Task directions:
Give the number of lines below that hold "aliyun", and only that.

Data:
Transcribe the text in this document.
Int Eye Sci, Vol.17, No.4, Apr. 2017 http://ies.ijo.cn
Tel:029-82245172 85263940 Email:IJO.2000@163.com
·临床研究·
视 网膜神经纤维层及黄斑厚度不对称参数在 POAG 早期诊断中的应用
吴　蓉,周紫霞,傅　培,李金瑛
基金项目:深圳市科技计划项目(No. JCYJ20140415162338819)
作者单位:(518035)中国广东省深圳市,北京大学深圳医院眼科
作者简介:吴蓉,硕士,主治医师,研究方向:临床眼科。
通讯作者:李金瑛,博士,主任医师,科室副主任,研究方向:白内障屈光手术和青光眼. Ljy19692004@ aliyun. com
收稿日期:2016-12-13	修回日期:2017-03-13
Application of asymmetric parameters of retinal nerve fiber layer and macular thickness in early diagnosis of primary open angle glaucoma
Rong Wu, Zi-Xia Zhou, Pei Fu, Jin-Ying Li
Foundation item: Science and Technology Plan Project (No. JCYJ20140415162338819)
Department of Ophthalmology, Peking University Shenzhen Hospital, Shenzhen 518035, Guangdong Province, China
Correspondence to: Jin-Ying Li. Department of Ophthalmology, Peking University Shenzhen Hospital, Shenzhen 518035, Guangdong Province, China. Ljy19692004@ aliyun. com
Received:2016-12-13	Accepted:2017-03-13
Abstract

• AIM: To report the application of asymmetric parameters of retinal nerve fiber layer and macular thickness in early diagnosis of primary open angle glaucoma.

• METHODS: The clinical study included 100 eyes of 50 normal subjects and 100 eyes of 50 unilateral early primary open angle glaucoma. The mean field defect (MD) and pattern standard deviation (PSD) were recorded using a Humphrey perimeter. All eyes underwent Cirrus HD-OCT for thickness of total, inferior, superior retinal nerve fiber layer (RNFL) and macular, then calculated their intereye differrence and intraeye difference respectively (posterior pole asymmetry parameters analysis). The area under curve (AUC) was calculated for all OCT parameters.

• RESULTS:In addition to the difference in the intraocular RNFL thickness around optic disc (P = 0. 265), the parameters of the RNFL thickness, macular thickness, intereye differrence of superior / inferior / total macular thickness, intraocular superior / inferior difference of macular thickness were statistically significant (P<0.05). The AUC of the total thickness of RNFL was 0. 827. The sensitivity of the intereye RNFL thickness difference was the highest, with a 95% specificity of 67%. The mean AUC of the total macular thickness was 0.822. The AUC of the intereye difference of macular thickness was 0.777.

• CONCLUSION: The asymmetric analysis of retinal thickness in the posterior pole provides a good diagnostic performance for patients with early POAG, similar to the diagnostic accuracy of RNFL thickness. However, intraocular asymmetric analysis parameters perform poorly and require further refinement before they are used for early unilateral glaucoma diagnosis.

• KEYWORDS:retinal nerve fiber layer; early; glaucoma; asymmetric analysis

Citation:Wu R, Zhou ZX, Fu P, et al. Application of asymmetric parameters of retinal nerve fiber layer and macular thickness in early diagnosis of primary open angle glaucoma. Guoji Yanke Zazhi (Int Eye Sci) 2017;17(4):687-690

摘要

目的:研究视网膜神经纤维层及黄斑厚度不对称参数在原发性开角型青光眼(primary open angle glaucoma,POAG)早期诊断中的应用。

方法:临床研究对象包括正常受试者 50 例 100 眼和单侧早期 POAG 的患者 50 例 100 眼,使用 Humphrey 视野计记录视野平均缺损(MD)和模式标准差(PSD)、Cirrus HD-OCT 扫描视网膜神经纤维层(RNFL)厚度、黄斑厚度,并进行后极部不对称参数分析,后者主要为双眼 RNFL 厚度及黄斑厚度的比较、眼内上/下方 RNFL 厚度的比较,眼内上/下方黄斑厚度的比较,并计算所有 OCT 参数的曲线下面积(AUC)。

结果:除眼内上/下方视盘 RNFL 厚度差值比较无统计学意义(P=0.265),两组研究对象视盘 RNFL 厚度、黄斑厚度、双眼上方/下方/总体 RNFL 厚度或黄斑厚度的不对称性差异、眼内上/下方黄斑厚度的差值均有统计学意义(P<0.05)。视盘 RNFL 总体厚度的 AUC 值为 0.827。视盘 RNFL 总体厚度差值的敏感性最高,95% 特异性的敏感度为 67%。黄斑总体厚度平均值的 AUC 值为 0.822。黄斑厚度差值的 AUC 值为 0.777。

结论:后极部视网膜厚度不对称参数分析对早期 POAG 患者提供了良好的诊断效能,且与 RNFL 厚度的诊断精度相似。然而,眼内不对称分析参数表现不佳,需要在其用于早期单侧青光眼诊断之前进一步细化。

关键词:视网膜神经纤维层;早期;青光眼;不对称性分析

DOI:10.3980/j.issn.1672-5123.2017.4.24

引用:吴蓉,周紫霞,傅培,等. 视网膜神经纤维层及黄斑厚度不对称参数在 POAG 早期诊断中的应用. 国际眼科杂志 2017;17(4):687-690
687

Output below:
2